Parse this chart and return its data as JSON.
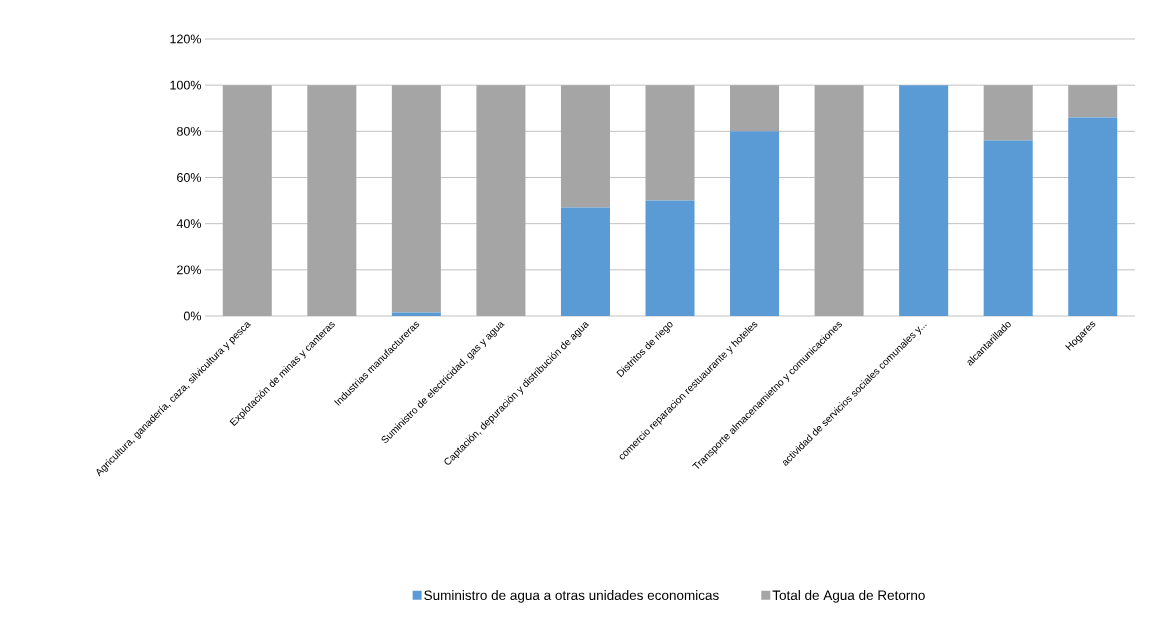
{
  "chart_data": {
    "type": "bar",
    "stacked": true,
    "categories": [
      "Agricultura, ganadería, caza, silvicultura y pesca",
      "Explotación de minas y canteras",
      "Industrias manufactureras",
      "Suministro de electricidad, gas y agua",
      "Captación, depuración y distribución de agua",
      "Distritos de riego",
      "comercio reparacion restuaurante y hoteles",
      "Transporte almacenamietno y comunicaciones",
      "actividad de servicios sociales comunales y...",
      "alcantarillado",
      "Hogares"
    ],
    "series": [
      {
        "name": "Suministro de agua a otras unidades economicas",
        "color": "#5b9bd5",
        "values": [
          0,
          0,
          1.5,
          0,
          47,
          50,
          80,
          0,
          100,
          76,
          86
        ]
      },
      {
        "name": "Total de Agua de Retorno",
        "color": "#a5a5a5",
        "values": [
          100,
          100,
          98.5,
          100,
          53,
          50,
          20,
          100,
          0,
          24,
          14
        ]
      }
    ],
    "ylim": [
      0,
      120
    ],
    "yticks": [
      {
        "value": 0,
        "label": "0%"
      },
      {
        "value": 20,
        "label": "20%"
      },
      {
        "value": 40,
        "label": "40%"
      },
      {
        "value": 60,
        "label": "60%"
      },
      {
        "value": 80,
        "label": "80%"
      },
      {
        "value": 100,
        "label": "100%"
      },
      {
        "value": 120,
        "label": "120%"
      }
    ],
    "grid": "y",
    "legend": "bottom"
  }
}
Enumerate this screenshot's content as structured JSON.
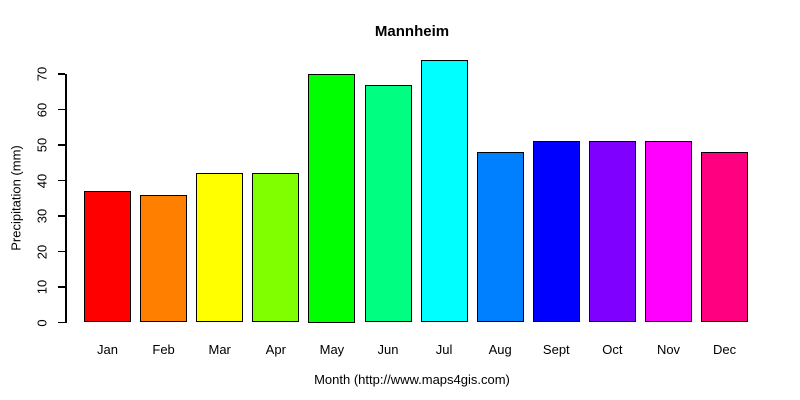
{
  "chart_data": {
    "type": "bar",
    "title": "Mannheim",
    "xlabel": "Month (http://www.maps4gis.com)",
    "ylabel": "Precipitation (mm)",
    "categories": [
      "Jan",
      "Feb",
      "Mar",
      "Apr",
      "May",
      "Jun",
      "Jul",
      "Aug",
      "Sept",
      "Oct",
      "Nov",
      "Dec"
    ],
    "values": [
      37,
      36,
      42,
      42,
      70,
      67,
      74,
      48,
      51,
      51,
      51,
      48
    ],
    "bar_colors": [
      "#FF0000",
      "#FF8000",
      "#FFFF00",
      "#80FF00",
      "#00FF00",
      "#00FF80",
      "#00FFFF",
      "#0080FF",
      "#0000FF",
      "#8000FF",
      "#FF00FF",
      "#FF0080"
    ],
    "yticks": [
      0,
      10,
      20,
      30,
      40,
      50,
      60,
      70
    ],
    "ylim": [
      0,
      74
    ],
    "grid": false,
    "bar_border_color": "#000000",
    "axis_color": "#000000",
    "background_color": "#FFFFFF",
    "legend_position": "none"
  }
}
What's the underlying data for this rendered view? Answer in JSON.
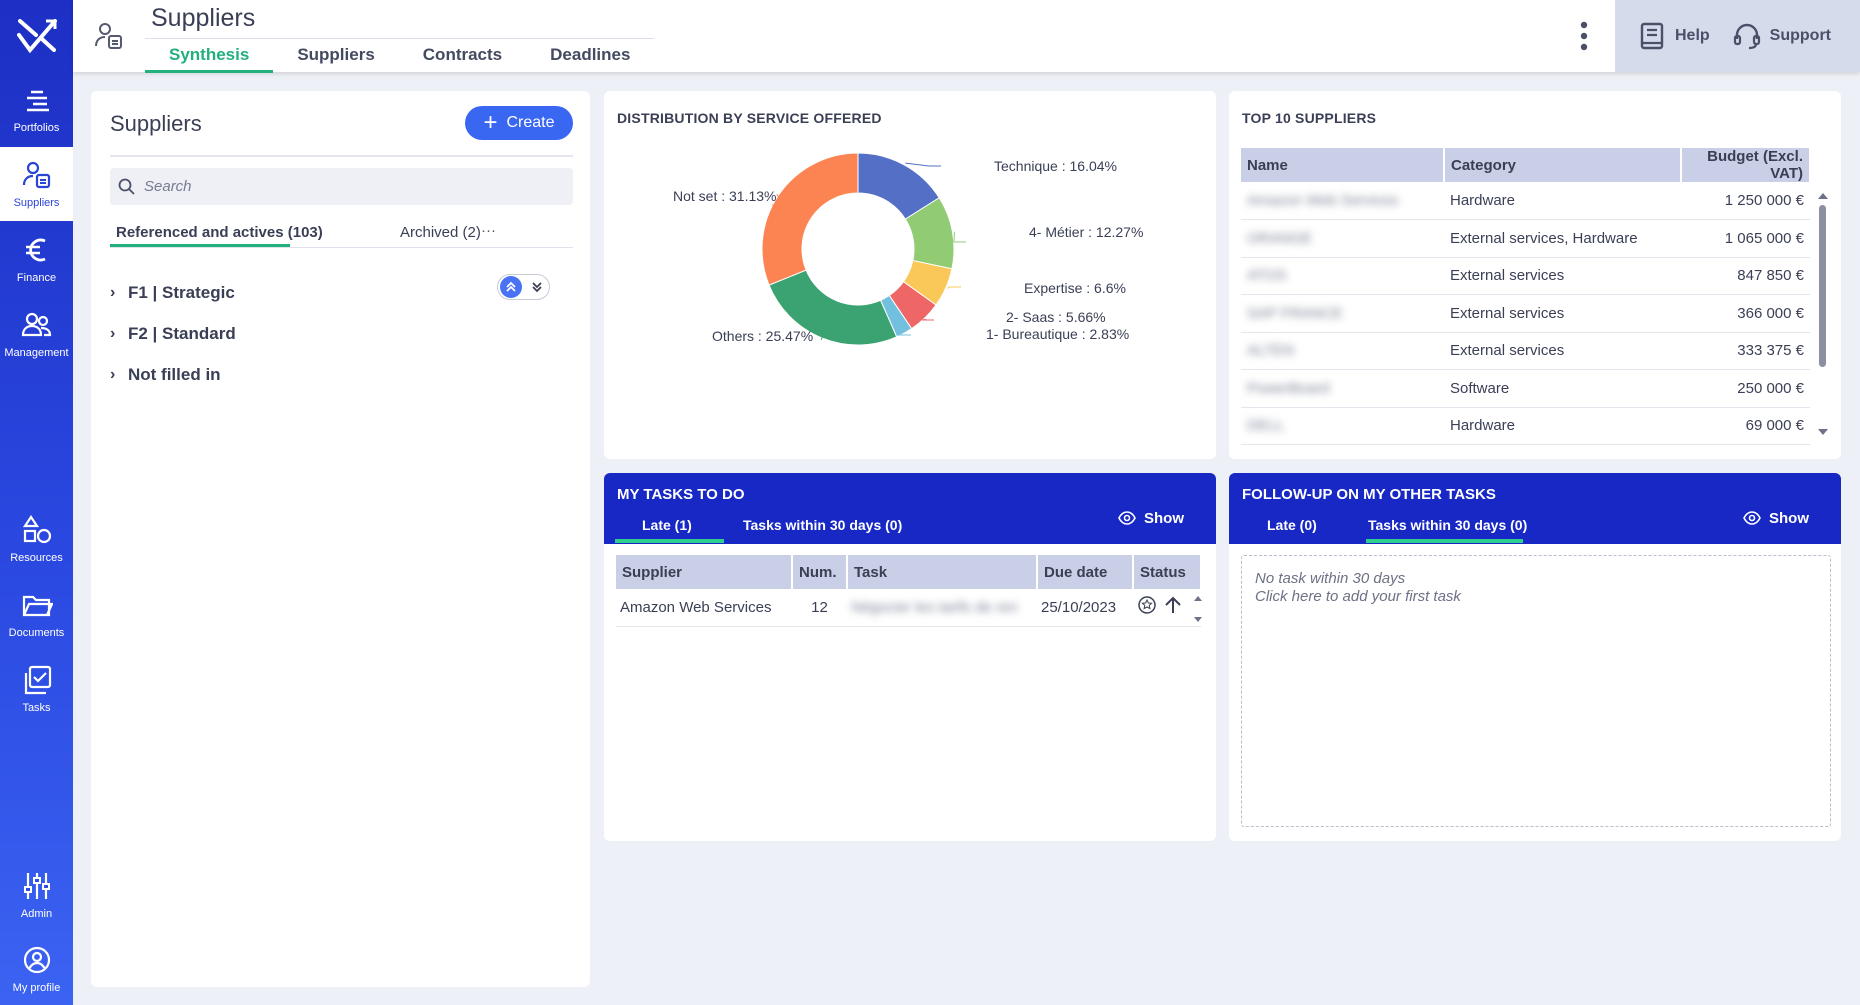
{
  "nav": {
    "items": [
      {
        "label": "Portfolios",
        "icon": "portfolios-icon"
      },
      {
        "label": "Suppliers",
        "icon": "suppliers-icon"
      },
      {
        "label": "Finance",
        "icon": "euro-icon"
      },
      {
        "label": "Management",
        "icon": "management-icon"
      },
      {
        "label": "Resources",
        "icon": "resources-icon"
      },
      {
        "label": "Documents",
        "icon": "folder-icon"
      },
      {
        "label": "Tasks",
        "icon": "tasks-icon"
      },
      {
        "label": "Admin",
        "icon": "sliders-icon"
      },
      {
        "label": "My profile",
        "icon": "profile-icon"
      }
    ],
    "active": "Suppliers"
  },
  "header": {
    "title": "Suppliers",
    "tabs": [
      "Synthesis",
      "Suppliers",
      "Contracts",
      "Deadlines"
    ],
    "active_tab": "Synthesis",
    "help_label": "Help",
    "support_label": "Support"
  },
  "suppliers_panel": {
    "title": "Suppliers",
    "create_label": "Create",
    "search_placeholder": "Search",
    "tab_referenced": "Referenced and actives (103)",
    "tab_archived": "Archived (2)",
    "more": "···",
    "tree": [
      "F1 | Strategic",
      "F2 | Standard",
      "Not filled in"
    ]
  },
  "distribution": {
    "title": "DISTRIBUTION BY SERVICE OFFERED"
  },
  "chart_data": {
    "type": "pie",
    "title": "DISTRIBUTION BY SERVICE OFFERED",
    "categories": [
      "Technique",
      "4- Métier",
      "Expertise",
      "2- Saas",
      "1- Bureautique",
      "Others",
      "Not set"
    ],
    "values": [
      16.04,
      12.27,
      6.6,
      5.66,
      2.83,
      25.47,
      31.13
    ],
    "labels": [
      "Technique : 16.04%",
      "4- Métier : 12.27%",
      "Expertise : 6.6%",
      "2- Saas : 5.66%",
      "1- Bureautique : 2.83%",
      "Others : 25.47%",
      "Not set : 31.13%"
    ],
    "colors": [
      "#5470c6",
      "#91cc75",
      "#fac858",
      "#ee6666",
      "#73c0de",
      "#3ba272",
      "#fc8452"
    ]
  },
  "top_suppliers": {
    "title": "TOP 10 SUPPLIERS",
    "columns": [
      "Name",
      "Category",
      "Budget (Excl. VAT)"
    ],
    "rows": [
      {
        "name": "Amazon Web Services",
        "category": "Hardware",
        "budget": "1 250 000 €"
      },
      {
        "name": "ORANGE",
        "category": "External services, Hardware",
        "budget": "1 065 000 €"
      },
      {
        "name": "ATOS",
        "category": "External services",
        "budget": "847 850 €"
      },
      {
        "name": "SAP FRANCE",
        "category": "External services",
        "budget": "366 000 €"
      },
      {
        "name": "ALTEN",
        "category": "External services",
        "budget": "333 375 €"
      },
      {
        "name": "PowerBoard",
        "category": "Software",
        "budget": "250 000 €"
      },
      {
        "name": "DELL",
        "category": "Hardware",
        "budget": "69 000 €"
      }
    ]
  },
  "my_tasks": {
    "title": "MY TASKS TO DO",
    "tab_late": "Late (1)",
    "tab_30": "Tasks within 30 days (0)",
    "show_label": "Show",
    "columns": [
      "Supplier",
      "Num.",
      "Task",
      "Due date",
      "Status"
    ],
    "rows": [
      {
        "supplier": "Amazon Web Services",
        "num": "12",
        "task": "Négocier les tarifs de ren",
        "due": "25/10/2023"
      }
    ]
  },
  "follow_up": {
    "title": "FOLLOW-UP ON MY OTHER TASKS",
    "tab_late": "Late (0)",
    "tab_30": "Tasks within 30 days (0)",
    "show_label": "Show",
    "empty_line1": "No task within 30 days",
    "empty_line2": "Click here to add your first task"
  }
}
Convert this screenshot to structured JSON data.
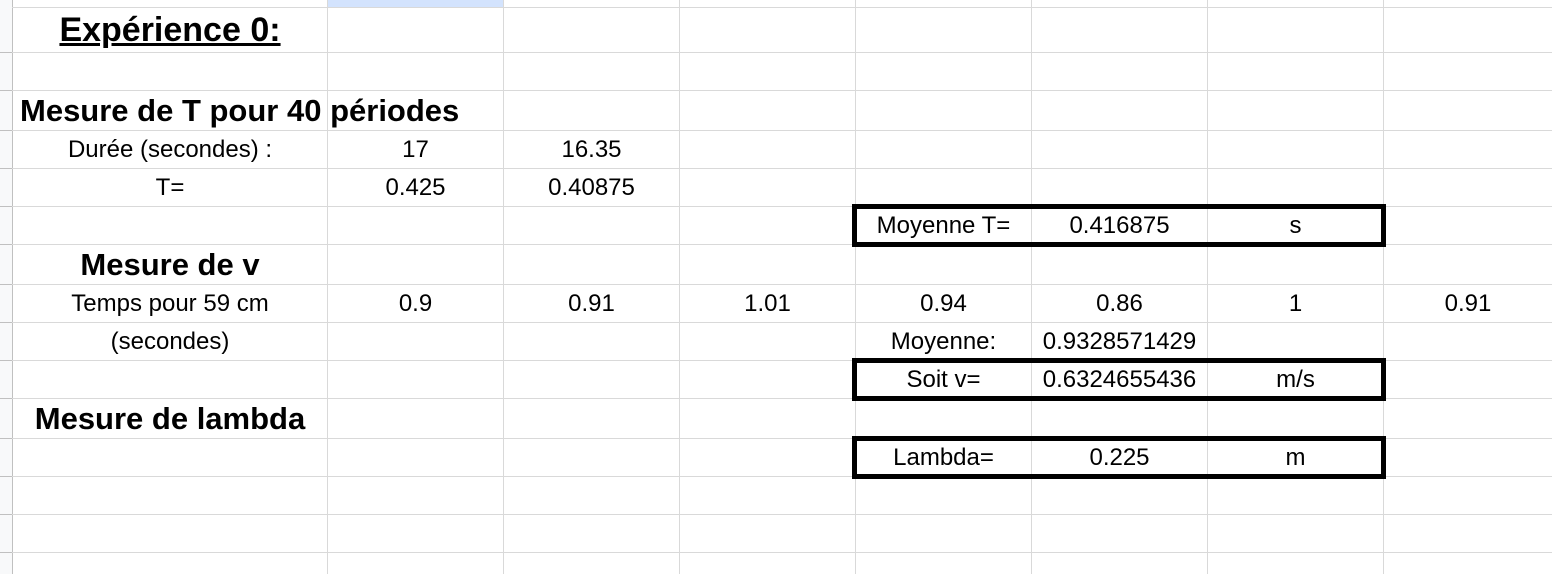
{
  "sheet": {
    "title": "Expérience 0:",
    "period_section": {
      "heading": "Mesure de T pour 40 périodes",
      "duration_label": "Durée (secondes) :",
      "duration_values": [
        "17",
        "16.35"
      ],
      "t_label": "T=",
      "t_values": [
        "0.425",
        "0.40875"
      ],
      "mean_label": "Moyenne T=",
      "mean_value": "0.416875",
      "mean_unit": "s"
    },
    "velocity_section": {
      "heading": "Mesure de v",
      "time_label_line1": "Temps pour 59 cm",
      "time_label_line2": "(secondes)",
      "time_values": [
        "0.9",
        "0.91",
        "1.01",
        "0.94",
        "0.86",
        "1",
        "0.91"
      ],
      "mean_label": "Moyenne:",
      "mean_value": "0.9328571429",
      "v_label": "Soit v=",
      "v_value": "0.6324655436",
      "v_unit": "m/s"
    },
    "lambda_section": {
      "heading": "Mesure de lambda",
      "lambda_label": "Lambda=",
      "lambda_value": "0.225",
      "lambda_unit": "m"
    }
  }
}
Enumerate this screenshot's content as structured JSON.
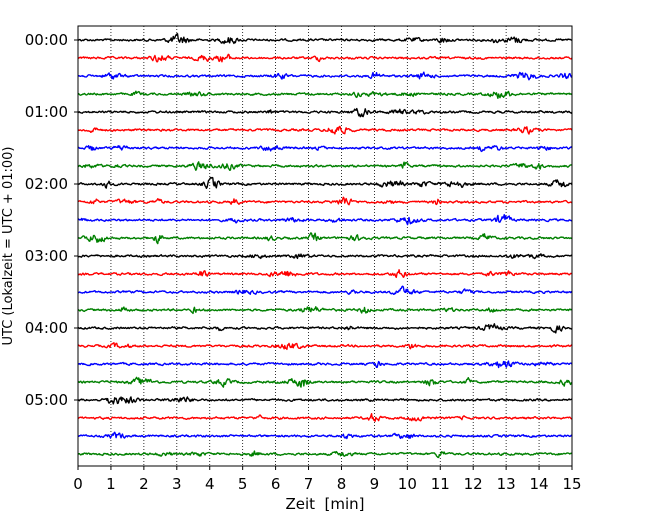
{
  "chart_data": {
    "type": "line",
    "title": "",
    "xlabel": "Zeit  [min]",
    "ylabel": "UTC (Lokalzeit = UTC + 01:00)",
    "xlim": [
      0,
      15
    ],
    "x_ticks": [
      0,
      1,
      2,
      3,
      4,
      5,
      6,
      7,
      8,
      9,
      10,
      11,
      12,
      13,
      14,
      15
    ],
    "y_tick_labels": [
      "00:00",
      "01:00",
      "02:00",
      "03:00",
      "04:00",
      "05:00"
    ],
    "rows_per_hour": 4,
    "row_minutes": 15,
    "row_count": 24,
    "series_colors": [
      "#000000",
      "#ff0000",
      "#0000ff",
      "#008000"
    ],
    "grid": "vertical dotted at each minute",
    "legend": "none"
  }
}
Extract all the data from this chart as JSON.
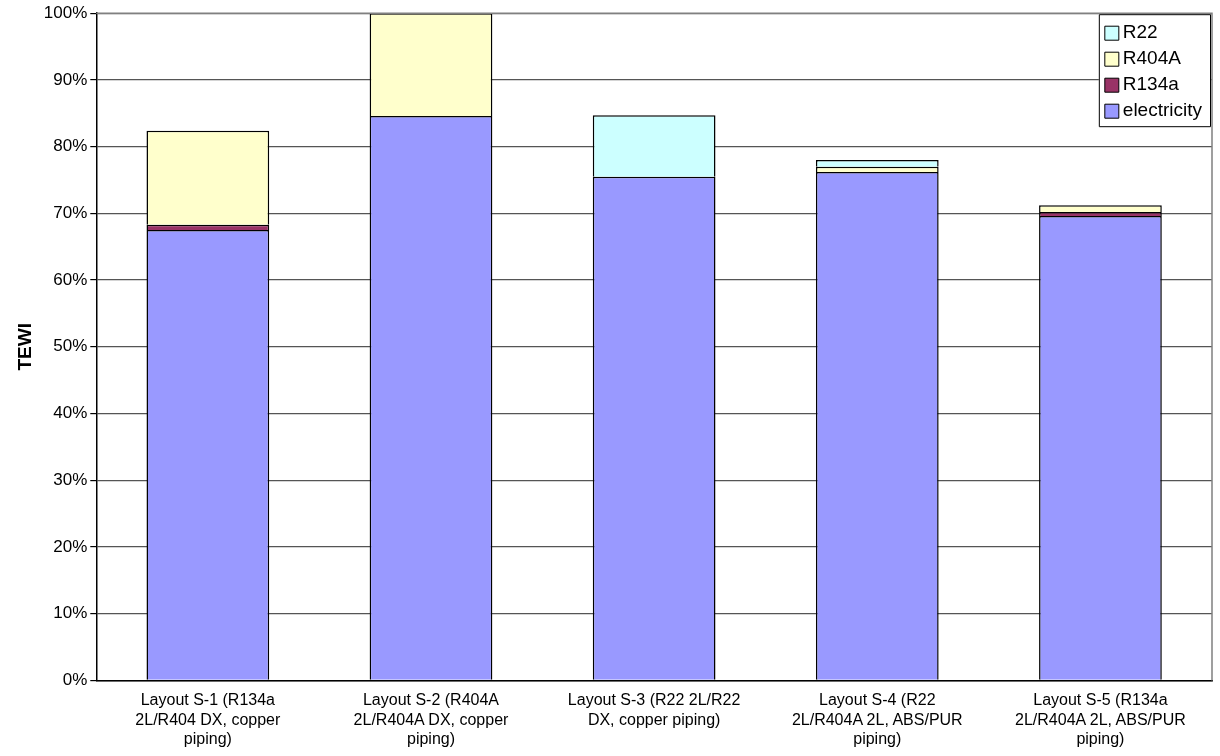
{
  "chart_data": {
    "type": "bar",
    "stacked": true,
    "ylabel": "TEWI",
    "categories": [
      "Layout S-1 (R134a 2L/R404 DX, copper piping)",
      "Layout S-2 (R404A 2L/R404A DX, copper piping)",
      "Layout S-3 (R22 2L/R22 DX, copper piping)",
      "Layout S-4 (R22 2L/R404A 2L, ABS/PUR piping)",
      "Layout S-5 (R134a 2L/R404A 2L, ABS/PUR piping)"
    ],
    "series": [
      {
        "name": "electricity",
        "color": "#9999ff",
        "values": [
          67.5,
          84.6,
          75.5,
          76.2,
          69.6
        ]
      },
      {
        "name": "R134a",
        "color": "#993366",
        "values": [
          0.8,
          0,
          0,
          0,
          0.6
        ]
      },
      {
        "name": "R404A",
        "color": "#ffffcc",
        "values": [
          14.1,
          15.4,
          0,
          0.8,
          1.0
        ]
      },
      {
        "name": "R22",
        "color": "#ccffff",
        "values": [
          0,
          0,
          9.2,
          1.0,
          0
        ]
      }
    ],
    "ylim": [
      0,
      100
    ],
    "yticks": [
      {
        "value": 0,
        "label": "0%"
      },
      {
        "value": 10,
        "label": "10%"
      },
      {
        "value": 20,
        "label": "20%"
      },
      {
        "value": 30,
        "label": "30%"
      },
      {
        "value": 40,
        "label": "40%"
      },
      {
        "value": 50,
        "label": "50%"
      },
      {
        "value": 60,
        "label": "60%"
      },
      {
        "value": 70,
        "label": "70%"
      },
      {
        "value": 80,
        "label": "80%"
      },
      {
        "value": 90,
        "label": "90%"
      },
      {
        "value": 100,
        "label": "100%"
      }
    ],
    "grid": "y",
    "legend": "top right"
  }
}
☆ ☆ ☆ ☆
EXERCISE OBJECTIVE –
Which lines contain "JSON"? Show each of them.

PROBLEM SOLUTION –
Parse this chart and return its data as JSON.
Enumerate this screenshot's content as structured JSON.
What's the underlying data for this rendered view? Answer in JSON.
Convert this screenshot to structured JSON data.
Enumerate this screenshot's content as structured JSON.
Extract all the data from this chart as JSON.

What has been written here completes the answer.